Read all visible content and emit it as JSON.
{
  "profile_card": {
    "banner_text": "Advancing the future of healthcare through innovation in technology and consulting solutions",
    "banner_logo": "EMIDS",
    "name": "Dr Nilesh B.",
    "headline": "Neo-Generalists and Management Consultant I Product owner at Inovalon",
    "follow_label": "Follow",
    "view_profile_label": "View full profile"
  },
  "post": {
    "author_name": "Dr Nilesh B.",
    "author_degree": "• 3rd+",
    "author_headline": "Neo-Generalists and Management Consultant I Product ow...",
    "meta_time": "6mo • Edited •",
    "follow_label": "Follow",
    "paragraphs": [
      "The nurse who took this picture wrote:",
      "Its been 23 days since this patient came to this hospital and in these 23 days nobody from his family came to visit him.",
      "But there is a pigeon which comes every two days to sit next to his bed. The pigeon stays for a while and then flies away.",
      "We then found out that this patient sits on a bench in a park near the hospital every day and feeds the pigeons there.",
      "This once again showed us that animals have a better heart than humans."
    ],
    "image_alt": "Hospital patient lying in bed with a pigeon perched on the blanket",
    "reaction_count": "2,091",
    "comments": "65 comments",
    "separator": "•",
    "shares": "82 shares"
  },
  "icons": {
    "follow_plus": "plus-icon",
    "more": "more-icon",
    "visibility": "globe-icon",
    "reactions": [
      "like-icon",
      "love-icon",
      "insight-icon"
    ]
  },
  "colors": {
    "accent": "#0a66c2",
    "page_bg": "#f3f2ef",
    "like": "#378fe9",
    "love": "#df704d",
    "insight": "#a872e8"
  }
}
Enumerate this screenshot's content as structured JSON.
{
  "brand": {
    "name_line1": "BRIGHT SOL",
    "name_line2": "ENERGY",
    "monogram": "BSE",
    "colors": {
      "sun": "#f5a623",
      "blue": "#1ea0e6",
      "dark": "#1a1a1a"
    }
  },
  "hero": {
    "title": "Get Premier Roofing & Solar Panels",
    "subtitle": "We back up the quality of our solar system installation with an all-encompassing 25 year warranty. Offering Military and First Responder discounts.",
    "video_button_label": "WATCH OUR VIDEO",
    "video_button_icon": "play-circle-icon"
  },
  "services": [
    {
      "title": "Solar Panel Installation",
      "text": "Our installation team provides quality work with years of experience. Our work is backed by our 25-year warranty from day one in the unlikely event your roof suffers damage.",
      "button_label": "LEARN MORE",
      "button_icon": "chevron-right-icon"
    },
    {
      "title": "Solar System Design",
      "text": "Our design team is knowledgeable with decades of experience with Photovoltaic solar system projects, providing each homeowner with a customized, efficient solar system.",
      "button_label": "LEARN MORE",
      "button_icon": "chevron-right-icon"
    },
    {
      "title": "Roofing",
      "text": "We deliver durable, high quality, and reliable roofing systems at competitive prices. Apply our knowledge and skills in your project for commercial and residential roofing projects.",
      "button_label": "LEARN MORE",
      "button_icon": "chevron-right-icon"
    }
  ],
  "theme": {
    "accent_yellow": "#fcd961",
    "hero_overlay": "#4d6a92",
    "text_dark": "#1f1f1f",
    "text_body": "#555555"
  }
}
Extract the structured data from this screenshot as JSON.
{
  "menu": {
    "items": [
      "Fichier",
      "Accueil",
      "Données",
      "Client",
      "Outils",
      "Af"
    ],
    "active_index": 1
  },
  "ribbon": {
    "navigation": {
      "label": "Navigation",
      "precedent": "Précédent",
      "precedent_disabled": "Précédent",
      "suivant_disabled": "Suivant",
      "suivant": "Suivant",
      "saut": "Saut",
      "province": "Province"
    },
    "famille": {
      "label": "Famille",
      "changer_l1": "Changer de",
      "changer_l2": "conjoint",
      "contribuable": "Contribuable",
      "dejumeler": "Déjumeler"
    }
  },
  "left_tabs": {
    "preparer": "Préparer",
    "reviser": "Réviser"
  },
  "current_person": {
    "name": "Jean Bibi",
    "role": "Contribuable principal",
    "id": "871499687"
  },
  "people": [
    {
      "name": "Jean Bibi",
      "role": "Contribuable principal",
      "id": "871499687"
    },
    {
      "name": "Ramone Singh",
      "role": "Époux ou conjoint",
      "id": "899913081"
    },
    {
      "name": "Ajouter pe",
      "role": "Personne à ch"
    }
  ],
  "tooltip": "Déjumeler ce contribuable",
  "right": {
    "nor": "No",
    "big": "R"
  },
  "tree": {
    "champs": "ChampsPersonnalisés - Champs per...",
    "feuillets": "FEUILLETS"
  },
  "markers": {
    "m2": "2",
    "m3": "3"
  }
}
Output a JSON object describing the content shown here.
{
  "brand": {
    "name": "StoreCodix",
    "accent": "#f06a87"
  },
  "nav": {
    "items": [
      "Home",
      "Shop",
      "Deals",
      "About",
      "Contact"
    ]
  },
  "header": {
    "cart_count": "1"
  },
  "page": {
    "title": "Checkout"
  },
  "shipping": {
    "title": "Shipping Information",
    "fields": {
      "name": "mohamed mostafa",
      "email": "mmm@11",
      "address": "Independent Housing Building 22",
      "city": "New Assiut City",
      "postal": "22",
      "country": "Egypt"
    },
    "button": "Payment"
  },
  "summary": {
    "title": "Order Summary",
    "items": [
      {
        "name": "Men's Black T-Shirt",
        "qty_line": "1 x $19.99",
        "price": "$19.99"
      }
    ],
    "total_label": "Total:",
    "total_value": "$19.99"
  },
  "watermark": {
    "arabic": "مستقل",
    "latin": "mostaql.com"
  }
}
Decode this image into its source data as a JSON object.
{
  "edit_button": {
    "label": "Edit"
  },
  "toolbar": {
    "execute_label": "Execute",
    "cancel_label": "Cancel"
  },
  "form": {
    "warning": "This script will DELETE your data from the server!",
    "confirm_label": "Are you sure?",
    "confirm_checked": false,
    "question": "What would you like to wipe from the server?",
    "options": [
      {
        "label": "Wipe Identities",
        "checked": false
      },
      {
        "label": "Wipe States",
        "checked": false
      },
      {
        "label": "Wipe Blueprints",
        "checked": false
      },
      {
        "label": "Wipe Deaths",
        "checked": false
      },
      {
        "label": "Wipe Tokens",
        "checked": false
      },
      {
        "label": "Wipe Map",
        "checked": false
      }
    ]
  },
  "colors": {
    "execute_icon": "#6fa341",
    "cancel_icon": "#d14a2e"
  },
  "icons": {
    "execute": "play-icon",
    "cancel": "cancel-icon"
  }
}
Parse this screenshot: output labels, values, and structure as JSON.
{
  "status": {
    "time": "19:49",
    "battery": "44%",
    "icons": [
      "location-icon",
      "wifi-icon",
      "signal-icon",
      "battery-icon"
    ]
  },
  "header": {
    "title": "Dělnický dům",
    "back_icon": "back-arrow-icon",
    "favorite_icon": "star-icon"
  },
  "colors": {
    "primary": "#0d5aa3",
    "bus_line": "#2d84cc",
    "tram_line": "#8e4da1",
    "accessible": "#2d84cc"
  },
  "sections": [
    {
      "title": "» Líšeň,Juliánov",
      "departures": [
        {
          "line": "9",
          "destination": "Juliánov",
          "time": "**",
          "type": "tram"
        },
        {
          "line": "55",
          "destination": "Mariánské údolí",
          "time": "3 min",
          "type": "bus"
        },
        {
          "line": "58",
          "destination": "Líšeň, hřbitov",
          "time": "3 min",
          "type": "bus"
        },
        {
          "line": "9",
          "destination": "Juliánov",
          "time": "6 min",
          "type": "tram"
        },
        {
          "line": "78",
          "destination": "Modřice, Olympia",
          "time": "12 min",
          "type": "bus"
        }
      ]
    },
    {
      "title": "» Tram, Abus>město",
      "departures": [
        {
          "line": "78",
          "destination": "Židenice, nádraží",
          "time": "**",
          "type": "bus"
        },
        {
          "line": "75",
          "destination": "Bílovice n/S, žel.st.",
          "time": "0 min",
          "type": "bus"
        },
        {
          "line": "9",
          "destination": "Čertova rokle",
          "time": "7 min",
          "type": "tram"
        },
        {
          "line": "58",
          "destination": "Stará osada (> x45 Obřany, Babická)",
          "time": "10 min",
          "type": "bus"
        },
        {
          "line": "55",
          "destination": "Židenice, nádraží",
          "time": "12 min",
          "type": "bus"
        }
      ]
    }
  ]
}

• [WHAT TO WORK ON] Reproduce each line holding the word "Líšeň".

• [SOLUTION BELOW]
      "title": "» Líšeň,Juliánov",
          "destination": "Líšeň, hřbitov",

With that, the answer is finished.